------ DATA LISTING ------

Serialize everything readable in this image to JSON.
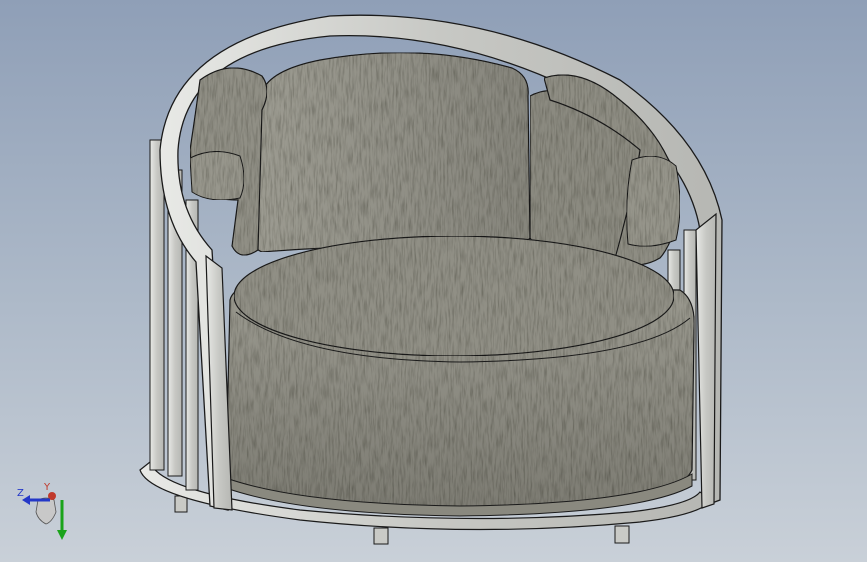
{
  "viewport": {
    "background_top": "#8f9fb7",
    "background_bottom": "#c9d0d8"
  },
  "model": {
    "fabric_color": "#8d8c82",
    "frame_color": "#cfd0cc",
    "edge_color": "#1a1a1a"
  },
  "triad": {
    "z_label": "Z",
    "y_label": "Y",
    "x_color": "#c0392b",
    "y_color": "#1aa31a",
    "z_color": "#2438c8"
  }
}
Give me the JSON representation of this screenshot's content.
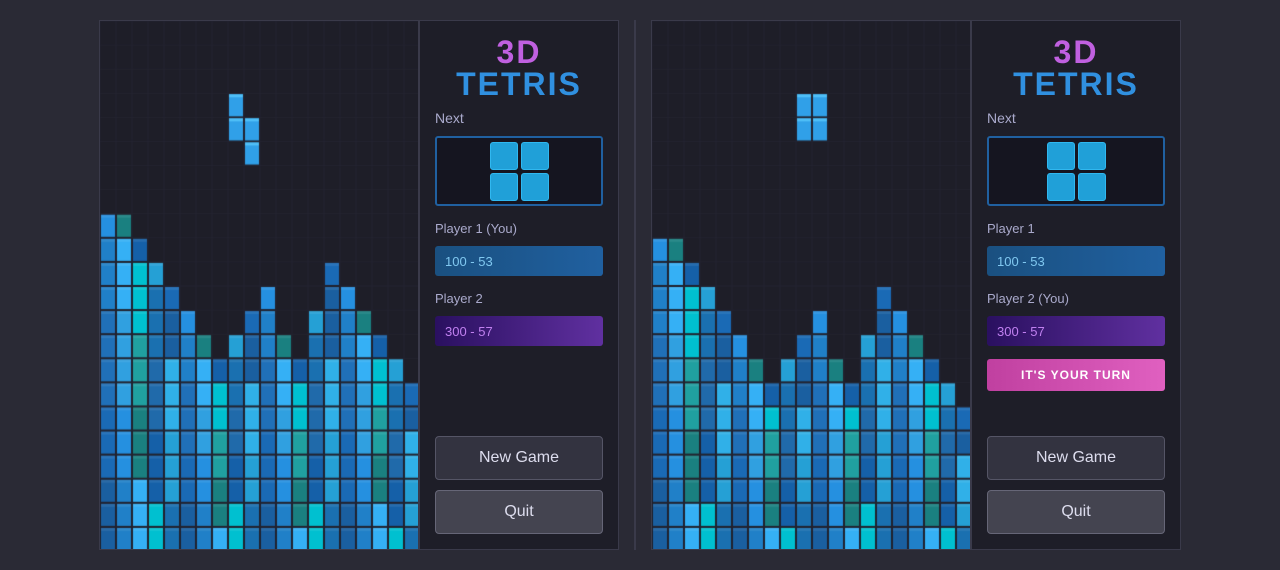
{
  "instance1": {
    "title_3d": "3D",
    "title_tetris": "TETRIS",
    "next_label": "Next",
    "player1_label": "Player 1 (You)",
    "player1_score": "100 - 53",
    "player2_label": "Player 2",
    "player2_score": "300 - 57",
    "new_game_label": "New Game",
    "quit_label": "Quit",
    "show_your_turn": false
  },
  "instance2": {
    "title_3d": "3D",
    "title_tetris": "TETRIS",
    "next_label": "Next",
    "player1_label": "Player 1",
    "player1_score": "100 - 53",
    "player2_label": "Player 2 (You)",
    "player2_score": "300 - 57",
    "your_turn_label": "IT'S YOUR TURN",
    "new_game_label": "New Game",
    "quit_label": "Quit",
    "show_your_turn": true
  }
}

------

SET TASK
Return the records exactly. Don't carry the pictures over.

WORKED ANSWER
Serialize everything readable in this image to JSON.
{
  "viewport": {
    "background_top": "#8f9fb7",
    "background_bottom": "#c9d0d8"
  },
  "model": {
    "fabric_color": "#8d8c82",
    "frame_color": "#cfd0cc",
    "edge_color": "#1a1a1a"
  },
  "triad": {
    "z_label": "Z",
    "y_label": "Y",
    "x_color": "#c0392b",
    "y_color": "#1aa31a",
    "z_color": "#2438c8"
  }
}
Give me the JSON representation of this screenshot's content.
{
  "instance1": {
    "title_3d": "3D",
    "title_tetris": "TETRIS",
    "next_label": "Next",
    "player1_label": "Player 1 (You)",
    "player1_score": "100 - 53",
    "player2_label": "Player 2",
    "player2_score": "300 - 57",
    "new_game_label": "New Game",
    "quit_label": "Quit",
    "show_your_turn": false
  },
  "instance2": {
    "title_3d": "3D",
    "title_tetris": "TETRIS",
    "next_label": "Next",
    "player1_label": "Player 1",
    "player1_score": "100 - 53",
    "player2_label": "Player 2 (You)",
    "player2_score": "300 - 57",
    "your_turn_label": "IT'S YOUR TURN",
    "new_game_label": "New Game",
    "quit_label": "Quit",
    "show_your_turn": true
  }
}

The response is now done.